- **DIRECTIVE**:
Here are some entries; quote each one exactly.

-------- EXERCISE INPUTS

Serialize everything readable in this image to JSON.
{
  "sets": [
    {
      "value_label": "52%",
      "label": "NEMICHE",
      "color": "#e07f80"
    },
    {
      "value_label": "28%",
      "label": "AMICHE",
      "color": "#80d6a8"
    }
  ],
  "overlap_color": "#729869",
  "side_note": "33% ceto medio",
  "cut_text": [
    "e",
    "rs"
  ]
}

----------------

- **SOLUTION FOR THIS PROBLEM**:
Serialize everything readable in this image to JSON.
{
  "sets": [
    {
      "value_label": "52%",
      "label": "NEMICHE",
      "color": "#e07f80"
    },
    {
      "value_label": "28%",
      "label": "AMICHE",
      "color": "#80d6a8"
    }
  ],
  "overlap_color": "#729869",
  "side_note": "33% ceto medio",
  "cut_text": [
    "e",
    "rs"
  ]
}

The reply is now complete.